▸ **Aim**: Count the lines below that contain "teplota". Give only the number.

▸ **Dataset items**:
⁂

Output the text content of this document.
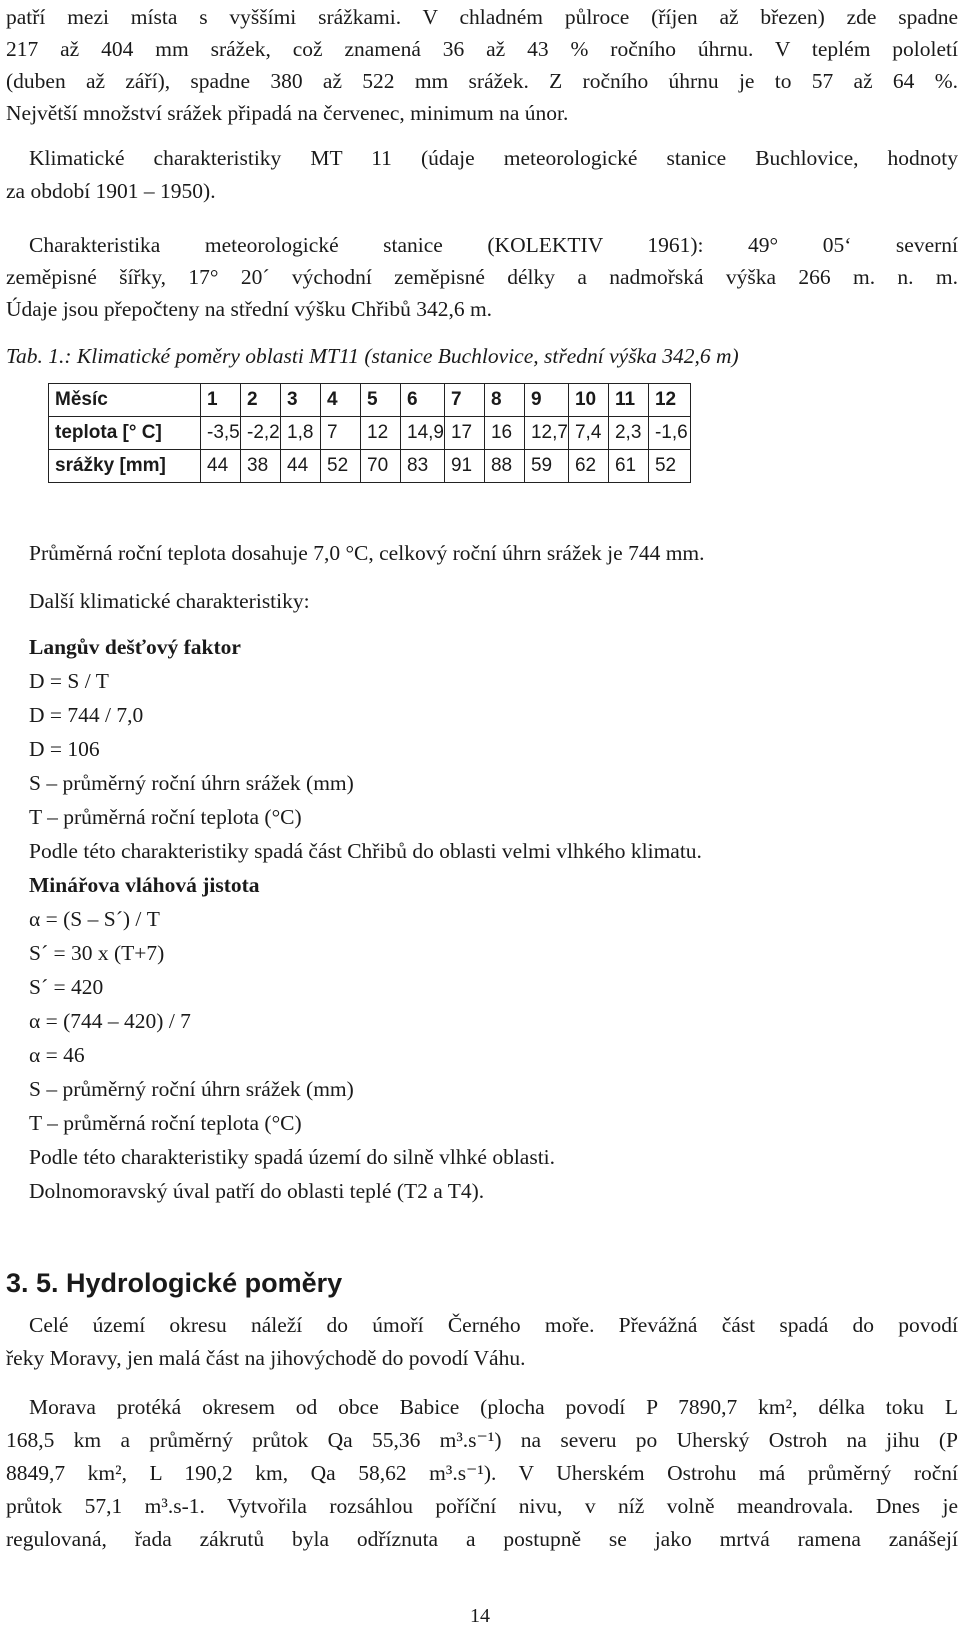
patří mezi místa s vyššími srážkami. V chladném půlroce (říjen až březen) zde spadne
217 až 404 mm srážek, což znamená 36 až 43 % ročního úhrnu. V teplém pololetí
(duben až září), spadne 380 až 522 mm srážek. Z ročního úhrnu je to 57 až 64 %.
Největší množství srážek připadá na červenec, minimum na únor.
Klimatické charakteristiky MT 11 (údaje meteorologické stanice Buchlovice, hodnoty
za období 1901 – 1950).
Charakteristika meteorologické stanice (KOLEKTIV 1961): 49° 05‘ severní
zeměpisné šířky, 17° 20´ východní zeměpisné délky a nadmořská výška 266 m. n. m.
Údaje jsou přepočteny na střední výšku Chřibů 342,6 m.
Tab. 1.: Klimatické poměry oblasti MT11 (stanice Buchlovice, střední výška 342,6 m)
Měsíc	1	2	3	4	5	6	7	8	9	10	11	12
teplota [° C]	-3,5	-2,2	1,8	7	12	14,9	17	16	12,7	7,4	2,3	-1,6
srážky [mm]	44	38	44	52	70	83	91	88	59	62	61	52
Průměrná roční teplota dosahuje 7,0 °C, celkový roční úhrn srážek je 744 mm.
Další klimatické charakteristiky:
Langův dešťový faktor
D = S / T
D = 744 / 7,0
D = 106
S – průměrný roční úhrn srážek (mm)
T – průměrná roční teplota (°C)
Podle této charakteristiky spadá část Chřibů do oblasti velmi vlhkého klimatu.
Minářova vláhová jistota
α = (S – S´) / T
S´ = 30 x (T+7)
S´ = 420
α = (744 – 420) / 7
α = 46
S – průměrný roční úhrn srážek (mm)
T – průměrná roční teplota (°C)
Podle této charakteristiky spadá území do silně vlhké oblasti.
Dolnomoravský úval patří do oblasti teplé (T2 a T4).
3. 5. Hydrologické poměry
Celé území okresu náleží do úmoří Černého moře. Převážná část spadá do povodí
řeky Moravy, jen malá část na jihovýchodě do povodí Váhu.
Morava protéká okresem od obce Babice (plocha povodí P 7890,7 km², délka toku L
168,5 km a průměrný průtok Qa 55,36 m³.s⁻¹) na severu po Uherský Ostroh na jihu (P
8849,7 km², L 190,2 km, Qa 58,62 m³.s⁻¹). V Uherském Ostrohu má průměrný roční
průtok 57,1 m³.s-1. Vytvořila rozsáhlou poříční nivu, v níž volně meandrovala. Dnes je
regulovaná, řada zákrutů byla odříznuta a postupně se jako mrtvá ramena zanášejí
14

⁂

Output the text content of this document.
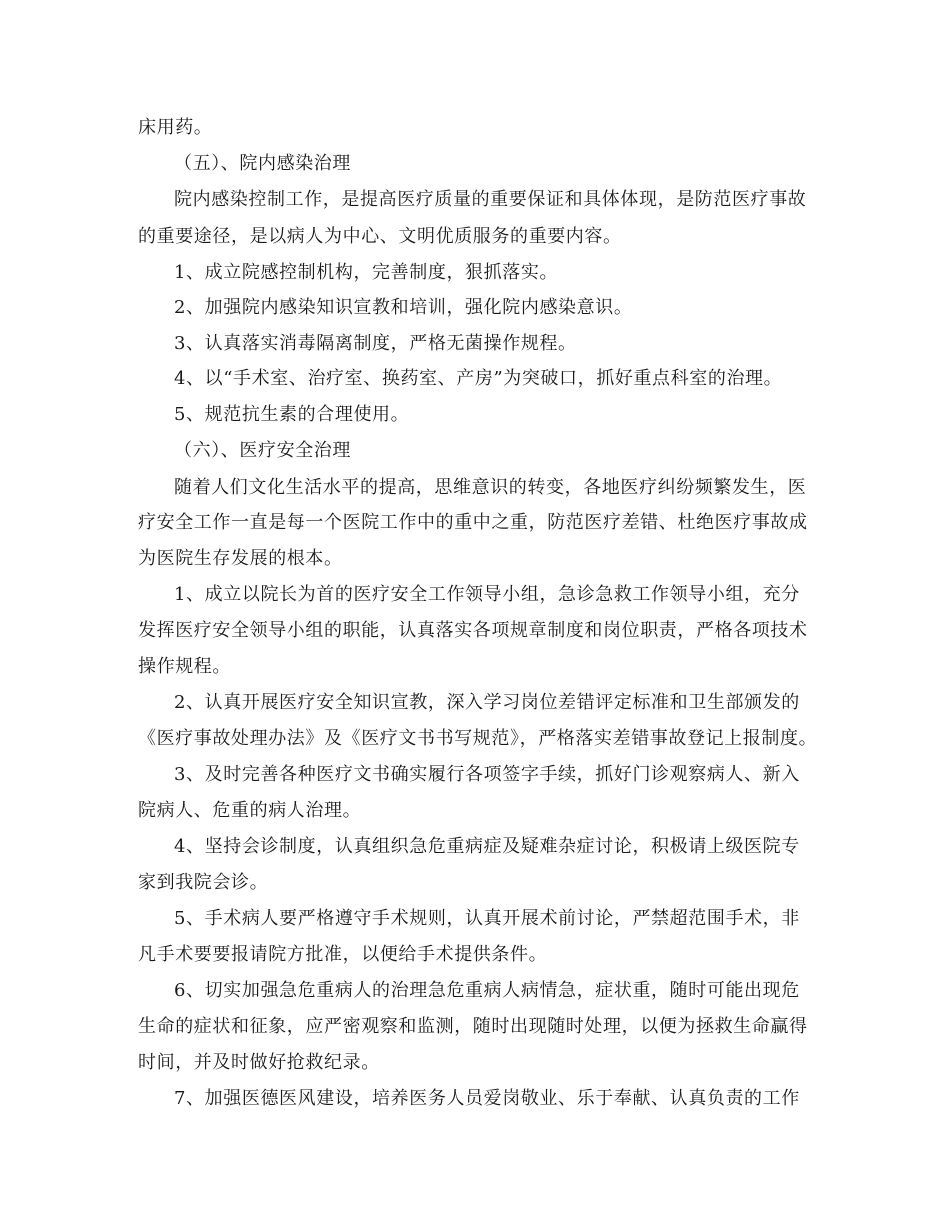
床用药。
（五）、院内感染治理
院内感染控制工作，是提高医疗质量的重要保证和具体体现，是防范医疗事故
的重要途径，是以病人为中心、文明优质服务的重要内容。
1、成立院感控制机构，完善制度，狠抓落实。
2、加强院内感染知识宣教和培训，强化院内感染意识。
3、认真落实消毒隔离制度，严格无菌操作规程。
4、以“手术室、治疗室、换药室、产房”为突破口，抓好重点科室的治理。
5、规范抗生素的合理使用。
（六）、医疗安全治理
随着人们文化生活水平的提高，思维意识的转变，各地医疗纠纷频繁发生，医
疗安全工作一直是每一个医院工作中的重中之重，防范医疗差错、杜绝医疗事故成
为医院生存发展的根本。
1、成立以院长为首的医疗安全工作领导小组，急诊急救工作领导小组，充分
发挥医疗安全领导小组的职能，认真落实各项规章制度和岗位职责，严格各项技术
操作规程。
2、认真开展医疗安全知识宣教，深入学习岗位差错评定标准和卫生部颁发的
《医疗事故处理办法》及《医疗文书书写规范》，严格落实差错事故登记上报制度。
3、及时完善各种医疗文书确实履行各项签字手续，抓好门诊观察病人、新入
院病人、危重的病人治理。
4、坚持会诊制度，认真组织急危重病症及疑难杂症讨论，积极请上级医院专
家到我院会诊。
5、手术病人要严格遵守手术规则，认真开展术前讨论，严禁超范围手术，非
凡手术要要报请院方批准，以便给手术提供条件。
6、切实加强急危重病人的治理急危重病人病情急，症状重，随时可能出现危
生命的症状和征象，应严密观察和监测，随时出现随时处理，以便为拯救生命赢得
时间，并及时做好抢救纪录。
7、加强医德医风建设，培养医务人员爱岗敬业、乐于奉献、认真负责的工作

⁂

▸ **Response below**: 4